(Work to be completed):
Return the number of lines that include the string "Vanilla", without any other text.

(Data lines):
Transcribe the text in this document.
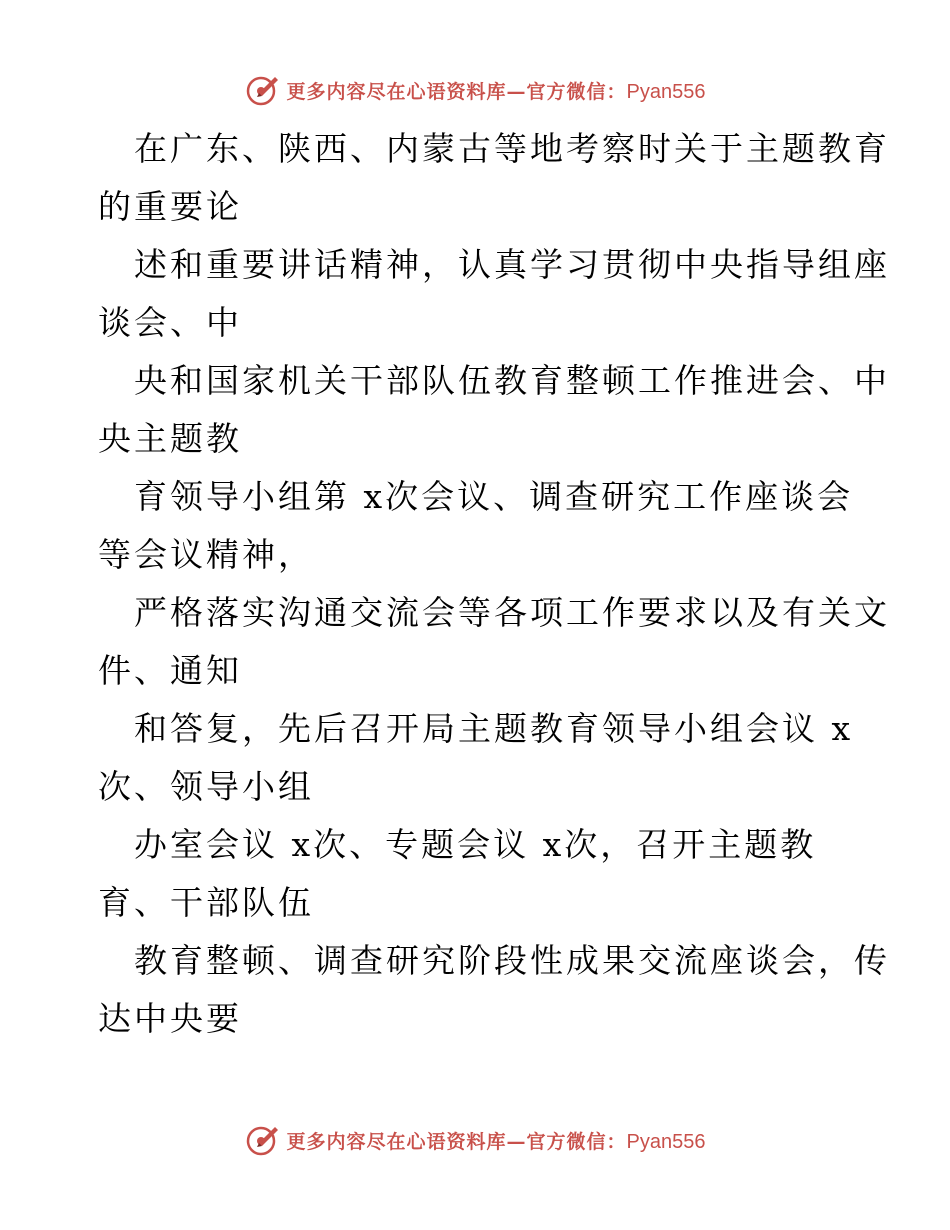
更多内容尽在心语资料库—官方微信：Pyan556
在广东、陕西、内蒙古等地考察时关于主题教育
的重要论
述和重要讲话精神，认真学习贯彻中央指导组座
谈会、中
央和国家机关干部队伍教育整顿工作推进会、中
央主题教
育领导小组第 x次会议、调查研究工作座谈会
等会议精神，
严格落实沟通交流会等各项工作要求以及有关文
件、通知
和答复，先后召开局主题教育领导小组会议 x
次、领导小组
办室会议 x次、专题会议 x次，召开主题教
育、干部队伍
教育整顿、调查研究阶段性成果交流座谈会，传
达中央要
更多内容尽在心语资料库—官方微信：Pyan556
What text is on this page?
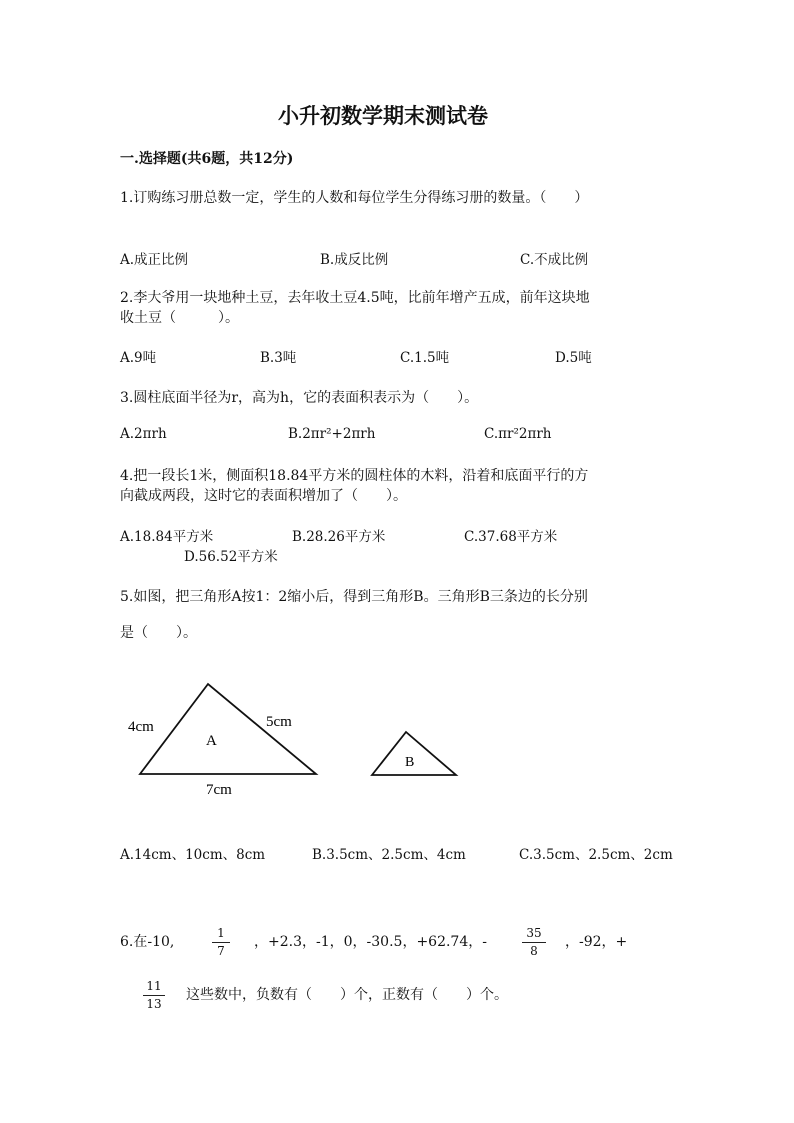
小升初数学期末测试卷
一.选择题(共6题，共12分)
1.订购练习册总数一定，学生的人数和每位学生分得练习册的数量。（　　）
A.成正比例	B.成反比例	C.不成比例
2.李大爷用一块地种土豆，去年收土豆4.5吨，比前年增产五成，前年这块地
收土豆（　　　）。
A.9吨	B.3吨	C.1.5吨	D.5吨
3.圆柱底面半径为r，高为h，它的表面积表示为（　　）。
A.2πrh	B.2πr²+2πrh	C.πr²2πrh
4.把一段长1米，侧面积18.84平方米的圆柱体的木料，沿着和底面平行的方
向截成两段，这时它的表面积增加了（　　）。
A.18.84平方米	B.28.26平方米	C.37.68平方米
D.56.52平方米
5.如图，把三角形A按1：2缩小后，得到三角形B。三角形B三条边的长分别
是（　　）。
A
4cm	5cm
7cm
B
A.14cm、10cm、8cm	B.3.5cm、2.5cm、4cm	C.3.5cm、2.5cm、2cm
6.在-10,
1
7
，+2.3，-1，0，-30.5，+62.74，-
35
8
，-92，+
11
13
这些数中，负数有（　　）个，正数有（　　）个。
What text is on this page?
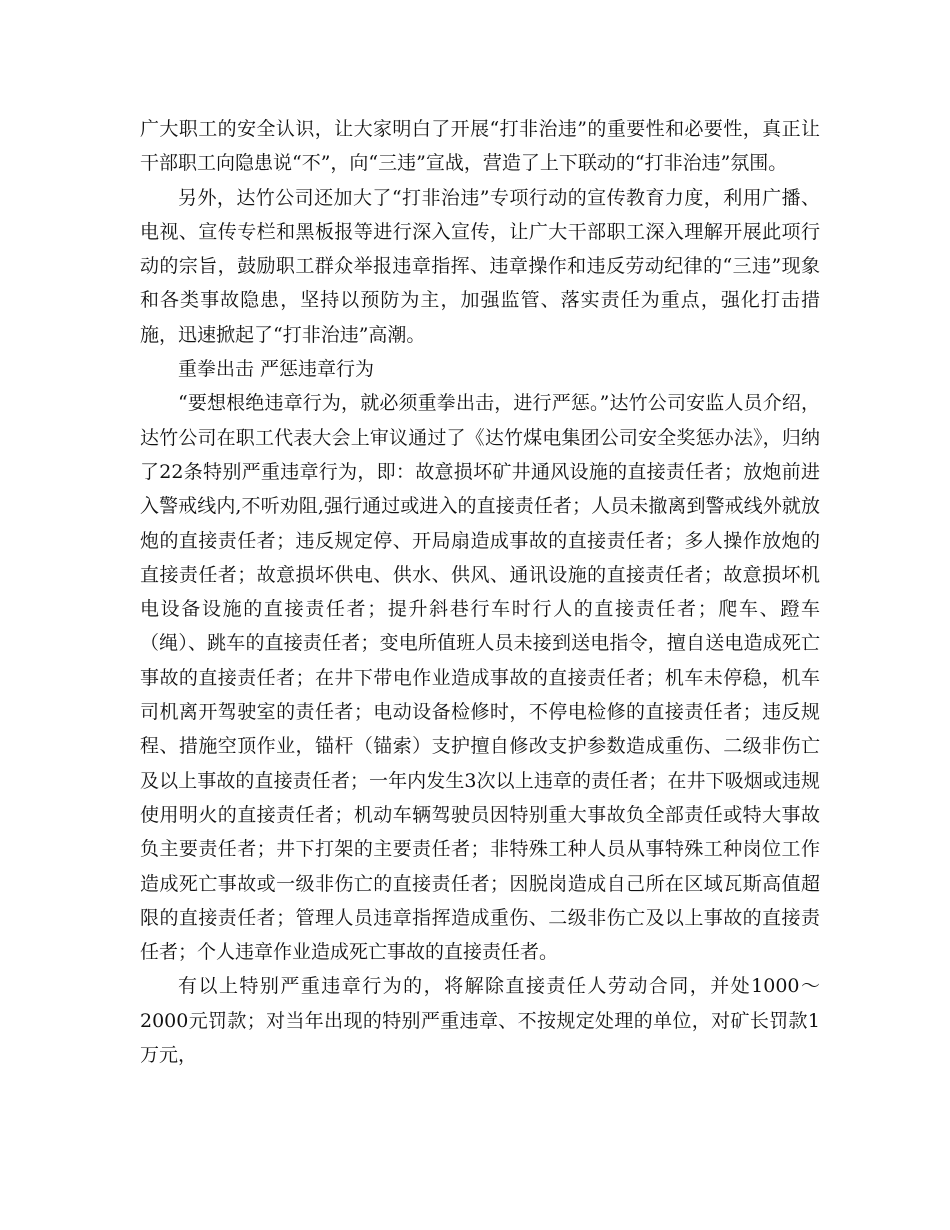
广大职工的安全认识，让大家明白了开展“打非治违”的重要性和必要性，真正让干部职工向隐患说“不”，向“三违”宣战，营造了上下联动的“打非治违”氛围。

另外，达竹公司还加大了“打非治违”专项行动的宣传教育力度，利用广播、电视、宣传专栏和黑板报等进行深入宣传，让广大干部职工深入理解开展此项行动的宗旨，鼓励职工群众举报违章指挥、违章操作和违反劳动纪律的“三违”现象和各类事故隐患，坚持以预防为主，加强监管、落实责任为重点，强化打击措施，迅速掀起了“打非治违”高潮。

重拳出击 严惩违章行为

“要想根绝违章行为，就必须重拳出击，进行严惩。”达竹公司安监人员介绍，达竹公司在职工代表大会上审议通过了《达竹煤电集团公司安全奖惩办法》，归纳了22条特别严重违章行为，即：故意损坏矿井通风设施的直接责任者；放炮前进入警戒线内,不听劝阻,强行通过或进入的直接责任者；人员未撤离到警戒线外就放炮的直接责任者；违反规定停、开局扇造成事故的直接责任者；多人操作放炮的直接责任者；故意损坏供电、供水、供风、通讯设施的直接责任者；故意损坏机电设备设施的直接责任者；提升斜巷行车时行人的直接责任者；爬车、蹬车（绳）、跳车的直接责任者；变电所值班人员未接到送电指令，擅自送电造成死亡事故的直接责任者；在井下带电作业造成事故的直接责任者；机车未停稳，机车司机离开驾驶室的责任者；电动设备检修时，不停电检修的直接责任者；违反规程、措施空顶作业，锚杆（锚索）支护擅自修改支护参数造成重伤、二级非伤亡及以上事故的直接责任者；一年内发生3次以上违章的责任者；在井下吸烟或违规使用明火的直接责任者；机动车辆驾驶员因特别重大事故负全部责任或特大事故负主要责任者；井下打架的主要责任者；非特殊工种人员从事特殊工种岗位工作造成死亡事故或一级非伤亡的直接责任者；因脱岗造成自己所在区域瓦斯高值超限的直接责任者；管理人员违章指挥造成重伤、二级非伤亡及以上事故的直接责任者；个人违章作业造成死亡事故的直接责任者。

有以上特别严重违章行为的，将解除直接责任人劳动合同，并处1000～2000元罚款；对当年出现的特别严重违章、不按规定处理的单位，对矿长罚款1万元，
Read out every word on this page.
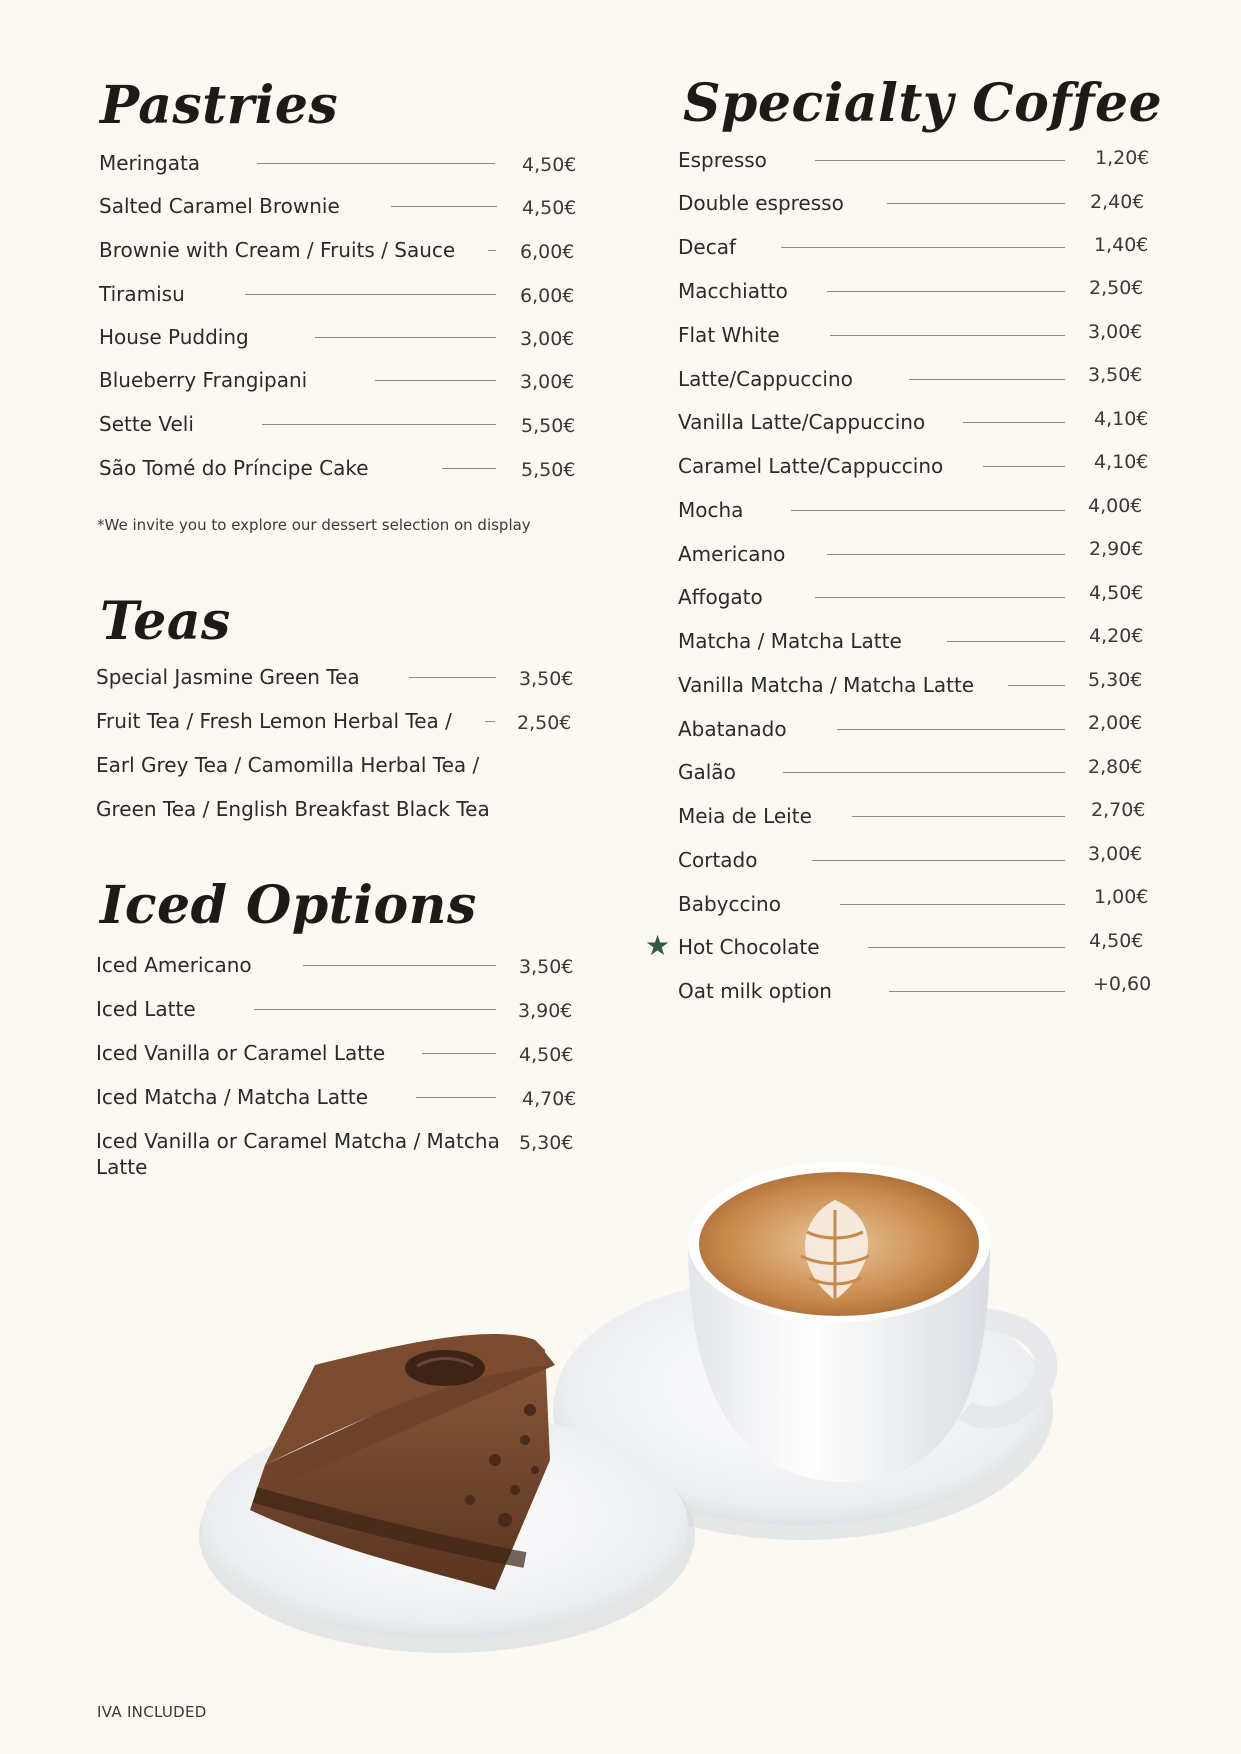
Pastries
Teas
Iced Options
Specialty Coffee
Meringata	4,50€
Salted Caramel Brownie	4,50€
Brownie with Cream / Fruits / Sauce	6,00€
Tiramisu	6,00€
House Pudding	3,00€
Blueberry Frangipani	3,00€
Sette Veli	5,50€
São Tomé do Príncipe Cake	5,50€
*We invite you to explore our dessert selection on display
Special Jasmine Green Tea	3,50€
Fruit Tea / Fresh Lemon Herbal Tea /	2,50€
Earl Grey Tea / Camomilla Herbal Tea /
Green Tea / English Breakfast Black Tea
Iced Americano	3,50€
Iced Latte	3,90€
Iced Vanilla or Caramel Latte	4,50€
Iced Matcha / Matcha Latte	4,70€
Iced Vanilla or Caramel Matcha / Matcha 5,30€
Latte
Espresso	1,20€
Double espresso	2,40€
Decaf	1,40€
Macchiatto	2,50€
Flat White	3,00€
Latte/Cappuccino	3,50€
Vanilla Latte/Cappuccino	4,10€
Caramel Latte/Cappuccino	4,10€
Mocha	4,00€
Americano	2,90€
Affogato	4,50€
Matcha / Matcha Latte	4,20€
Vanilla Matcha / Matcha Latte	5,30€
Abatanado	2,00€
Galão	2,80€
Meia de Leite	2,70€
Cortado	3,00€
Babyccino	1,00€
Hot Chocolate	4,50€
Oat milk option	+0,60
★
IVA INCLUDED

(Written reply):
4